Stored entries
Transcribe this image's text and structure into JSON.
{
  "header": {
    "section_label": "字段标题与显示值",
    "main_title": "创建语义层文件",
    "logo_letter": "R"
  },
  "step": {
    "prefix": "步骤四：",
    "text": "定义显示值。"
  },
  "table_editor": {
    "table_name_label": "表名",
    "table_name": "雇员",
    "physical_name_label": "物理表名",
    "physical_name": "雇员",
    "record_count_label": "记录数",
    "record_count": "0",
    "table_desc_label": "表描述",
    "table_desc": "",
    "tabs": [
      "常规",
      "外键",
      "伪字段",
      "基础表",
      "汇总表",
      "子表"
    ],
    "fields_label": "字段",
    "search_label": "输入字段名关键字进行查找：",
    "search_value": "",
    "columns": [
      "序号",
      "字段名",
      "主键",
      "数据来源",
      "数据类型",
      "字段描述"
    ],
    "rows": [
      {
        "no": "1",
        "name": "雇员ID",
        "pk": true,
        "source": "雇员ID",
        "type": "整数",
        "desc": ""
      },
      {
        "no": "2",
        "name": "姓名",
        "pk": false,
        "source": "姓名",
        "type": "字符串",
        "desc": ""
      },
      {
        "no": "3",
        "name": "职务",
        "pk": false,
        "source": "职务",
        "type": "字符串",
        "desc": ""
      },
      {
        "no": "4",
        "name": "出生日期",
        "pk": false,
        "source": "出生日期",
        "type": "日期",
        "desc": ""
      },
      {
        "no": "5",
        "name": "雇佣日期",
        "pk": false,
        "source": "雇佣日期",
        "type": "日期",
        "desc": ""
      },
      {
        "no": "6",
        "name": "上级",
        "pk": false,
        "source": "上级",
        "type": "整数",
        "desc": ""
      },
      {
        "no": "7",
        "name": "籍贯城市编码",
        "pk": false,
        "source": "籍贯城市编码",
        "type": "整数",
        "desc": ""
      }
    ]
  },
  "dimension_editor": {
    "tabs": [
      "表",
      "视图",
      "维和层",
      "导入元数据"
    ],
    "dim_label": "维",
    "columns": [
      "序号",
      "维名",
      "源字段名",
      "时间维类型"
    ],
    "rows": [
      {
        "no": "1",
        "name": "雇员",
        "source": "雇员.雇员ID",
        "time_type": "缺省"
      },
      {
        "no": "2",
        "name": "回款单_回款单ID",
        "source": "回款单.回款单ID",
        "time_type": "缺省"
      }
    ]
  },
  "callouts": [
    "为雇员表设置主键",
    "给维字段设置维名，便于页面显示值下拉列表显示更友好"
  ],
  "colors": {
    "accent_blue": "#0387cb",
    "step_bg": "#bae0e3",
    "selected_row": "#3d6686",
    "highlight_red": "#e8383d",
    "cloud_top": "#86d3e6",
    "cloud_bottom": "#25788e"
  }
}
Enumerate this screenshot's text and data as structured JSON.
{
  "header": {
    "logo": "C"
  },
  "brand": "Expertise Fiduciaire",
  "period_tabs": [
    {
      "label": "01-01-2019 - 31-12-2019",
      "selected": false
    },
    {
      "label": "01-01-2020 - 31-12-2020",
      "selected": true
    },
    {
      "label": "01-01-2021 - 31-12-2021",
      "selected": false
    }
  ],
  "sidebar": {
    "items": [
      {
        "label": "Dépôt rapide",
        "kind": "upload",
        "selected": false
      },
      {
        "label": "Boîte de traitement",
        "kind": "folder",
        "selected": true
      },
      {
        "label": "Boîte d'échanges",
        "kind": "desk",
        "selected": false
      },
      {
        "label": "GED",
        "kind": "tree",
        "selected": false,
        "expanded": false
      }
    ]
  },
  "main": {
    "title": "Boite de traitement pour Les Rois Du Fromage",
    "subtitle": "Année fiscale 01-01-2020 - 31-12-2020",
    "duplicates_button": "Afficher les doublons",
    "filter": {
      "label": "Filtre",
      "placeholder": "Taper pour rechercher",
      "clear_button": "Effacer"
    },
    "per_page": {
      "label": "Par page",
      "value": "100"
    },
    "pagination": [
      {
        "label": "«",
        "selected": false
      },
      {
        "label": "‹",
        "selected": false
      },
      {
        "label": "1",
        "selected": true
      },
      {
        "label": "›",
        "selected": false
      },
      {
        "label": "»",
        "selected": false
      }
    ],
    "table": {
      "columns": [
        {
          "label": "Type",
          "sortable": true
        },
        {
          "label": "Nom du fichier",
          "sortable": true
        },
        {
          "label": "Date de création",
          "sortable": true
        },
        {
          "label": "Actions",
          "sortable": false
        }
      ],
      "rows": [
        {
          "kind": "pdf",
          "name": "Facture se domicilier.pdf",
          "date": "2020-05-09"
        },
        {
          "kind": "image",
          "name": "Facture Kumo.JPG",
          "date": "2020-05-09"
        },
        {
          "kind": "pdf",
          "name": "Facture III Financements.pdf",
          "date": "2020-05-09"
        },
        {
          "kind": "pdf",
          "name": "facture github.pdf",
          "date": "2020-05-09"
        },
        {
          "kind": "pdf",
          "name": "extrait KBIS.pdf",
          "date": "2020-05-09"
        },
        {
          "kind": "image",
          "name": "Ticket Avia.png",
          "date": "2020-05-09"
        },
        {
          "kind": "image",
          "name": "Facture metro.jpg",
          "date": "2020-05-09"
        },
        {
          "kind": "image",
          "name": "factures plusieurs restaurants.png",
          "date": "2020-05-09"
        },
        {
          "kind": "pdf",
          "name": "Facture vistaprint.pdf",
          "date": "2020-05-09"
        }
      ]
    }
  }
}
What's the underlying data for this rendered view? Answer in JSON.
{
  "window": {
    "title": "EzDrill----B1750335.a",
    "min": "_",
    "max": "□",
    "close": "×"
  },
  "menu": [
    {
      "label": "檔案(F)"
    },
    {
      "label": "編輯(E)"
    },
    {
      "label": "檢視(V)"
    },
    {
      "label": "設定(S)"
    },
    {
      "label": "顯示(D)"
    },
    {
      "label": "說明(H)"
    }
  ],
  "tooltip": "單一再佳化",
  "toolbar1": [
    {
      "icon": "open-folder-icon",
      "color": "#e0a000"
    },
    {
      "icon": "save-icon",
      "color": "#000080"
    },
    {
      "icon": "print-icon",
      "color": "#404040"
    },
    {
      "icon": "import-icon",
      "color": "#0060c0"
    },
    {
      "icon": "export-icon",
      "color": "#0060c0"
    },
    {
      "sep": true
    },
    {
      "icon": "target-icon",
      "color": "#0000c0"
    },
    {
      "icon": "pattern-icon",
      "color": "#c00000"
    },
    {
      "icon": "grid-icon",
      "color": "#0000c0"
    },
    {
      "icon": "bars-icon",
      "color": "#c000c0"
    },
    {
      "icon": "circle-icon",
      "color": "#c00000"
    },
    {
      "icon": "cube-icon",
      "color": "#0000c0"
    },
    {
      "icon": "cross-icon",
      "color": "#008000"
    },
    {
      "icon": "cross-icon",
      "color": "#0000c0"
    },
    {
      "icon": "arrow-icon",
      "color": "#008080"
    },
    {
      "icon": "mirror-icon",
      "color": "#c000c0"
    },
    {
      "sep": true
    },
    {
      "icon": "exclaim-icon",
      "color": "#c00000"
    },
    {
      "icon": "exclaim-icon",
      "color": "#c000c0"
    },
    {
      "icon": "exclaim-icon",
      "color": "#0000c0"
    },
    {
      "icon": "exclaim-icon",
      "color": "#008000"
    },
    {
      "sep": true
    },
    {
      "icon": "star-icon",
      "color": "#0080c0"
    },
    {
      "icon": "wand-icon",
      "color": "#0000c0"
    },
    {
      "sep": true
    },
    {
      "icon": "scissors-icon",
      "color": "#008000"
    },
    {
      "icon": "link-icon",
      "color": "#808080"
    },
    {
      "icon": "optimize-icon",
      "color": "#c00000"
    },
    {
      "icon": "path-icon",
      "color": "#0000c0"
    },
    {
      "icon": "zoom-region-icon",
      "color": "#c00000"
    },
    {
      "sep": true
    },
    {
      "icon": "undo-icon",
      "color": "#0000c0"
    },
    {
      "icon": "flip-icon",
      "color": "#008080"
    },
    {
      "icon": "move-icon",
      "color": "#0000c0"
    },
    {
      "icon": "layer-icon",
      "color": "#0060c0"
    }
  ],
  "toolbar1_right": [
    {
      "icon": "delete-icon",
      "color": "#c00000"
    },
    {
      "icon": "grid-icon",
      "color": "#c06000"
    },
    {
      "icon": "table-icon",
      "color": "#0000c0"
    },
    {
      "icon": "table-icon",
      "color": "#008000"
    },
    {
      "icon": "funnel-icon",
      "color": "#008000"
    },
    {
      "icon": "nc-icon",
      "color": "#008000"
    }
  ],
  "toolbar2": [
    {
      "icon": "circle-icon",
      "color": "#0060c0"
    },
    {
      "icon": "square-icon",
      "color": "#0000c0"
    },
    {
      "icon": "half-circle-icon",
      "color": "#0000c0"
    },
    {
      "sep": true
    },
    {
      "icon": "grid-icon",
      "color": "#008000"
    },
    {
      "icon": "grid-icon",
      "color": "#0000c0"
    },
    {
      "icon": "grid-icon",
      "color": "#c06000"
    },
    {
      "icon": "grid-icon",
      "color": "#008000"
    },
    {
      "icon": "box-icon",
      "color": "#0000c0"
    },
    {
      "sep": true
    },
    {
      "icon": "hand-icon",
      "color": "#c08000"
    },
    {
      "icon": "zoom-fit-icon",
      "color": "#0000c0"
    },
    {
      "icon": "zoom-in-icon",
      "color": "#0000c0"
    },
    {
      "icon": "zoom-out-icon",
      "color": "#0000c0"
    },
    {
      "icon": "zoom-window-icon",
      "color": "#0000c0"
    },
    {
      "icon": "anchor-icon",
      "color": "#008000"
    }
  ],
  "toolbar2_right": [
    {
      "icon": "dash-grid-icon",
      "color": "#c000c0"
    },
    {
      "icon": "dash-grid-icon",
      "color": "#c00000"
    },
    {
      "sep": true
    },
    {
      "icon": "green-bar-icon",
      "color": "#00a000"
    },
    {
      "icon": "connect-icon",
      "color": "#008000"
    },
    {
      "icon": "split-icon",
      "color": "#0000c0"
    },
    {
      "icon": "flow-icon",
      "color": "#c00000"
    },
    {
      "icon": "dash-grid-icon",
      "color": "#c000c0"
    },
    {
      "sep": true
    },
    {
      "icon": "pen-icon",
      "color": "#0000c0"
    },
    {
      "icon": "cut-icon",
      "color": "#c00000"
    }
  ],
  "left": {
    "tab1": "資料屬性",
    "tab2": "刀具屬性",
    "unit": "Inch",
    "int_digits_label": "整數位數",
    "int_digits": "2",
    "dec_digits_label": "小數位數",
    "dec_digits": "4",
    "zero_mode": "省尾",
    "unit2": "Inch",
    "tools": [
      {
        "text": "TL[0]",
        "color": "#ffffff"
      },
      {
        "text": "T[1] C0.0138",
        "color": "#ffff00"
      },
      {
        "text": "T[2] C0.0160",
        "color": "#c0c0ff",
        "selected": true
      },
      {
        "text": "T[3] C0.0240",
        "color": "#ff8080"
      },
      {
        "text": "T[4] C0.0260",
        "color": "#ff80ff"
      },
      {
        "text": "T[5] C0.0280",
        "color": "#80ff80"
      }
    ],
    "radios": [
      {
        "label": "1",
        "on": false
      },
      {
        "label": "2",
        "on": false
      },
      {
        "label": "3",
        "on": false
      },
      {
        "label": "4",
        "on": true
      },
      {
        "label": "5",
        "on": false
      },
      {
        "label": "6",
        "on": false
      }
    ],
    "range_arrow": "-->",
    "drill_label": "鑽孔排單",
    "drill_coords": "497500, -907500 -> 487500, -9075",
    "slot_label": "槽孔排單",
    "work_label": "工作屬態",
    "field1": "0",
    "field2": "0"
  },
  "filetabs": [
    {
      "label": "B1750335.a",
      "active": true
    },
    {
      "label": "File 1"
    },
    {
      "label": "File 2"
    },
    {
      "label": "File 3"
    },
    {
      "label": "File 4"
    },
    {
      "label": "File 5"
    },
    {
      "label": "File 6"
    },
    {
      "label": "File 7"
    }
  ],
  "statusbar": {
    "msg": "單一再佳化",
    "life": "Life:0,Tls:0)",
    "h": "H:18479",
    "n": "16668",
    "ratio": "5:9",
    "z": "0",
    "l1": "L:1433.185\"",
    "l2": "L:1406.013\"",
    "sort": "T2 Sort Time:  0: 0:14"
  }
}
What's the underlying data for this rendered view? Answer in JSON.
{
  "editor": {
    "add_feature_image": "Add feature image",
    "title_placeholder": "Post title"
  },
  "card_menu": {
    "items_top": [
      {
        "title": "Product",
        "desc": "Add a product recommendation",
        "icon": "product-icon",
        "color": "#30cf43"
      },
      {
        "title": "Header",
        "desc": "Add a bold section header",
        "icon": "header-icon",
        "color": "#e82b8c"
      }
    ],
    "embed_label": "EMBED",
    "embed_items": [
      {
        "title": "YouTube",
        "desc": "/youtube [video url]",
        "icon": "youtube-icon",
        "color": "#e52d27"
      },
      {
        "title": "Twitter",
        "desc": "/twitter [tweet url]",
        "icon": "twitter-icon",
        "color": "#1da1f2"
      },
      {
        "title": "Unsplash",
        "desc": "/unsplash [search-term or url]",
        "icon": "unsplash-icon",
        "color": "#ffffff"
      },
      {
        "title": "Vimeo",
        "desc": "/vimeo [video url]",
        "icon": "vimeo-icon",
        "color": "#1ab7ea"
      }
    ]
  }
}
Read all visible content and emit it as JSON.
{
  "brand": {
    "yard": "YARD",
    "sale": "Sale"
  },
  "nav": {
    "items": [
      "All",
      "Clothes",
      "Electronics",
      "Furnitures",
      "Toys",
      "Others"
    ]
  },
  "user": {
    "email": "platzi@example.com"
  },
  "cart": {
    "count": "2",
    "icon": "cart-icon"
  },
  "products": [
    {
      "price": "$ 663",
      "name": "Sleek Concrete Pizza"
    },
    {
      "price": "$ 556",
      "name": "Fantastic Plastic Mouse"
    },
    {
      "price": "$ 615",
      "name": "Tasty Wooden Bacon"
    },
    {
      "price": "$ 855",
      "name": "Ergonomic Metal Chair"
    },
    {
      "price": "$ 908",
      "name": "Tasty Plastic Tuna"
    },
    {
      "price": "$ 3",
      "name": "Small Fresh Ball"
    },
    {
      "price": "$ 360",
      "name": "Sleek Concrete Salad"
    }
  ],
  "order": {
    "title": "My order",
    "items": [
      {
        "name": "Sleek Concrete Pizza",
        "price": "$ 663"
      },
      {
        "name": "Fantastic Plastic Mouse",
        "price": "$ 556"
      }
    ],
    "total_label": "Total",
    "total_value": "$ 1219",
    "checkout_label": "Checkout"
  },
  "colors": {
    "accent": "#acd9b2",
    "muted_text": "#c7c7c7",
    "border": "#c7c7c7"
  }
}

Exercise directions:
Check each line above for the string "source", then copy the ones that have it.

Exercise result:
        "source": "雇员ID",
        "source": "姓名",
        "source": "职务",
        "source": "出生日期",
        "source": "雇佣日期",
        "source": "上级",
        "source": "籍贯城市编码",
        "source": "雇员.雇员ID",
        "source": "回款单.回款单ID",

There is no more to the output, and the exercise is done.